• TASK DESCRIPTION:
Restate the records below word for word, and omit the images they hold.

========================

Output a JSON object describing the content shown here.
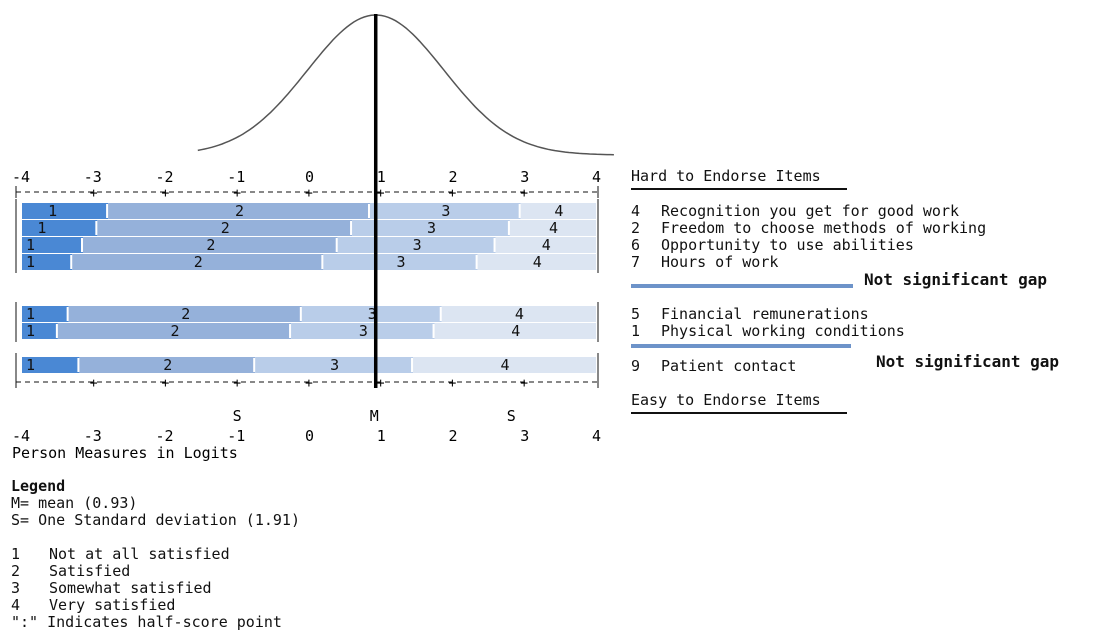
{
  "chart_data": {
    "type": "bar",
    "axis": {
      "min": -4,
      "max": 4,
      "ticks": [
        "-4",
        "-3",
        "-2",
        "-1",
        "0",
        "1",
        "2",
        "3",
        "4"
      ],
      "label": "Person Measures in Logits"
    },
    "markers": [
      {
        "label": "S",
        "value": -0.98
      },
      {
        "label": "M",
        "value": 0.93
      },
      {
        "label": "S",
        "value": 2.84
      }
    ],
    "mean": 0.93,
    "items": [
      {
        "id": "4",
        "label": "Recognition you get for good work",
        "segments": [
          {
            "cat": "1",
            "start": -4,
            "end": -2.8
          },
          {
            "cat": "2",
            "start": -2.8,
            "end": 0.85
          },
          {
            "cat": "3",
            "start": 0.85,
            "end": 2.95
          },
          {
            "cat": "4",
            "start": 2.95,
            "end": 4
          }
        ]
      },
      {
        "id": "2",
        "label": "Freedom to choose methods of working",
        "segments": [
          {
            "cat": "1",
            "start": -4,
            "end": -2.95
          },
          {
            "cat": "2",
            "start": -2.95,
            "end": 0.6
          },
          {
            "cat": "3",
            "start": 0.6,
            "end": 2.8
          },
          {
            "cat": "4",
            "start": 2.8,
            "end": 4
          }
        ]
      },
      {
        "id": "6",
        "label": "Opportunity to use abilities",
        "segments": [
          {
            "cat": "1",
            "start": -4,
            "end": -3.15
          },
          {
            "cat": "2",
            "start": -3.15,
            "end": 0.4
          },
          {
            "cat": "3",
            "start": 0.4,
            "end": 2.6
          },
          {
            "cat": "4",
            "start": 2.6,
            "end": 4
          }
        ]
      },
      {
        "id": "7",
        "label": "Hours of work",
        "segments": [
          {
            "cat": "1",
            "start": -4,
            "end": -3.3
          },
          {
            "cat": "2",
            "start": -3.3,
            "end": 0.2
          },
          {
            "cat": "3",
            "start": 0.2,
            "end": 2.35
          },
          {
            "cat": "4",
            "start": 2.35,
            "end": 4
          }
        ]
      },
      {
        "id": "5",
        "label": "Financial remunerations",
        "segments": [
          {
            "cat": "1",
            "start": -4,
            "end": -3.35
          },
          {
            "cat": "2",
            "start": -3.35,
            "end": -0.1
          },
          {
            "cat": "3",
            "start": -0.1,
            "end": 1.85
          },
          {
            "cat": "4",
            "start": 1.85,
            "end": 4
          }
        ]
      },
      {
        "id": "1",
        "label": "Physical working conditions",
        "segments": [
          {
            "cat": "1",
            "start": -4,
            "end": -3.5
          },
          {
            "cat": "2",
            "start": -3.5,
            "end": -0.25
          },
          {
            "cat": "3",
            "start": -0.25,
            "end": 1.75
          },
          {
            "cat": "4",
            "start": 1.75,
            "end": 4
          }
        ]
      },
      {
        "id": "9",
        "label": "Patient contact",
        "segments": [
          {
            "cat": "1",
            "start": -4,
            "end": -3.2
          },
          {
            "cat": "2",
            "start": -3.2,
            "end": -0.75
          },
          {
            "cat": "3",
            "start": -0.75,
            "end": 1.45
          },
          {
            "cat": "4",
            "start": 1.45,
            "end": 4
          }
        ]
      }
    ],
    "groups": [
      [
        0,
        1,
        2,
        3
      ],
      [
        4,
        5
      ],
      [
        6
      ]
    ],
    "category_colors": {
      "1": "#4a88d4",
      "2": "#95b1da",
      "3": "#b9cde9",
      "4": "#dce5f2"
    },
    "separator": ":"
  },
  "side": {
    "hard_title": "Hard to Endorse Items",
    "easy_title": "Easy to Endorse Items",
    "group1": [
      {
        "num": "4",
        "text": "Recognition you get for good work"
      },
      {
        "num": "2",
        "text": "Freedom to choose methods of working"
      },
      {
        "num": "6",
        "text": "Opportunity to use abilities"
      },
      {
        "num": "7",
        "text": "Hours of work"
      }
    ],
    "gap1": "Not significant gap",
    "group2": [
      {
        "num": "5",
        "text": "Financial remunerations"
      },
      {
        "num": "1",
        "text": "Physical working conditions"
      }
    ],
    "gap2": "Not significant gap",
    "group3": [
      {
        "num": "9",
        "text": "Patient contact"
      }
    ]
  },
  "legend": {
    "title": "Legend",
    "mean_line": "M= mean (0.93)",
    "sd_line": "S= One Standard deviation (1.91)",
    "categories": [
      {
        "num": "1",
        "text": "Not at all satisfied"
      },
      {
        "num": "2",
        "text": "Satisfied"
      },
      {
        "num": "3",
        "text": "Somewhat satisfied"
      },
      {
        "num": "4",
        "text": "Very satisfied"
      }
    ],
    "colon_note": "\":\" Indicates half-score point"
  },
  "colors": {
    "gap_line": "#6d93c9",
    "axis": "#111111",
    "curve": "#555555"
  }
}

========================

• ANSWER TO THIS TASK:
Output a JSON object describing the content shown here.
{
  "chart_data": {
    "type": "bar",
    "axis": {
      "min": -4,
      "max": 4,
      "ticks": [
        "-4",
        "-3",
        "-2",
        "-1",
        "0",
        "1",
        "2",
        "3",
        "4"
      ],
      "label": "Person Measures in Logits"
    },
    "markers": [
      {
        "label": "S",
        "value": -0.98
      },
      {
        "label": "M",
        "value": 0.93
      },
      {
        "label": "S",
        "value": 2.84
      }
    ],
    "mean": 0.93,
    "items": [
      {
        "id": "4",
        "label": "Recognition you get for good work",
        "segments": [
          {
            "cat": "1",
            "start": -4,
            "end": -2.8
          },
          {
            "cat": "2",
            "start": -2.8,
            "end": 0.85
          },
          {
            "cat": "3",
            "start": 0.85,
            "end": 2.95
          },
          {
            "cat": "4",
            "start": 2.95,
            "end": 4
          }
        ]
      },
      {
        "id": "2",
        "label": "Freedom to choose methods of working",
        "segments": [
          {
            "cat": "1",
            "start": -4,
            "end": -2.95
          },
          {
            "cat": "2",
            "start": -2.95,
            "end": 0.6
          },
          {
            "cat": "3",
            "start": 0.6,
            "end": 2.8
          },
          {
            "cat": "4",
            "start": 2.8,
            "end": 4
          }
        ]
      },
      {
        "id": "6",
        "label": "Opportunity to use abilities",
        "segments": [
          {
            "cat": "1",
            "start": -4,
            "end": -3.15
          },
          {
            "cat": "2",
            "start": -3.15,
            "end": 0.4
          },
          {
            "cat": "3",
            "start": 0.4,
            "end": 2.6
          },
          {
            "cat": "4",
            "start": 2.6,
            "end": 4
          }
        ]
      },
      {
        "id": "7",
        "label": "Hours of work",
        "segments": [
          {
            "cat": "1",
            "start": -4,
            "end": -3.3
          },
          {
            "cat": "2",
            "start": -3.3,
            "end": 0.2
          },
          {
            "cat": "3",
            "start": 0.2,
            "end": 2.35
          },
          {
            "cat": "4",
            "start": 2.35,
            "end": 4
          }
        ]
      },
      {
        "id": "5",
        "label": "Financial remunerations",
        "segments": [
          {
            "cat": "1",
            "start": -4,
            "end": -3.35
          },
          {
            "cat": "2",
            "start": -3.35,
            "end": -0.1
          },
          {
            "cat": "3",
            "start": -0.1,
            "end": 1.85
          },
          {
            "cat": "4",
            "start": 1.85,
            "end": 4
          }
        ]
      },
      {
        "id": "1",
        "label": "Physical working conditions",
        "segments": [
          {
            "cat": "1",
            "start": -4,
            "end": -3.5
          },
          {
            "cat": "2",
            "start": -3.5,
            "end": -0.25
          },
          {
            "cat": "3",
            "start": -0.25,
            "end": 1.75
          },
          {
            "cat": "4",
            "start": 1.75,
            "end": 4
          }
        ]
      },
      {
        "id": "9",
        "label": "Patient contact",
        "segments": [
          {
            "cat": "1",
            "start": -4,
            "end": -3.2
          },
          {
            "cat": "2",
            "start": -3.2,
            "end": -0.75
          },
          {
            "cat": "3",
            "start": -0.75,
            "end": 1.45
          },
          {
            "cat": "4",
            "start": 1.45,
            "end": 4
          }
        ]
      }
    ],
    "groups": [
      [
        0,
        1,
        2,
        3
      ],
      [
        4,
        5
      ],
      [
        6
      ]
    ],
    "category_colors": {
      "1": "#4a88d4",
      "2": "#95b1da",
      "3": "#b9cde9",
      "4": "#dce5f2"
    },
    "separator": ":"
  },
  "side": {
    "hard_title": "Hard to Endorse Items",
    "easy_title": "Easy to Endorse Items",
    "group1": [
      {
        "num": "4",
        "text": "Recognition you get for good work"
      },
      {
        "num": "2",
        "text": "Freedom to choose methods of working"
      },
      {
        "num": "6",
        "text": "Opportunity to use abilities"
      },
      {
        "num": "7",
        "text": "Hours of work"
      }
    ],
    "gap1": "Not significant gap",
    "group2": [
      {
        "num": "5",
        "text": "Financial remunerations"
      },
      {
        "num": "1",
        "text": "Physical working conditions"
      }
    ],
    "gap2": "Not significant gap",
    "group3": [
      {
        "num": "9",
        "text": "Patient contact"
      }
    ]
  },
  "legend": {
    "title": "Legend",
    "mean_line": "M= mean (0.93)",
    "sd_line": "S= One Standard deviation (1.91)",
    "categories": [
      {
        "num": "1",
        "text": "Not at all satisfied"
      },
      {
        "num": "2",
        "text": "Satisfied"
      },
      {
        "num": "3",
        "text": "Somewhat satisfied"
      },
      {
        "num": "4",
        "text": "Very satisfied"
      }
    ],
    "colon_note": "\":\" Indicates half-score point"
  },
  "colors": {
    "gap_line": "#6d93c9",
    "axis": "#111111",
    "curve": "#555555"
  }
}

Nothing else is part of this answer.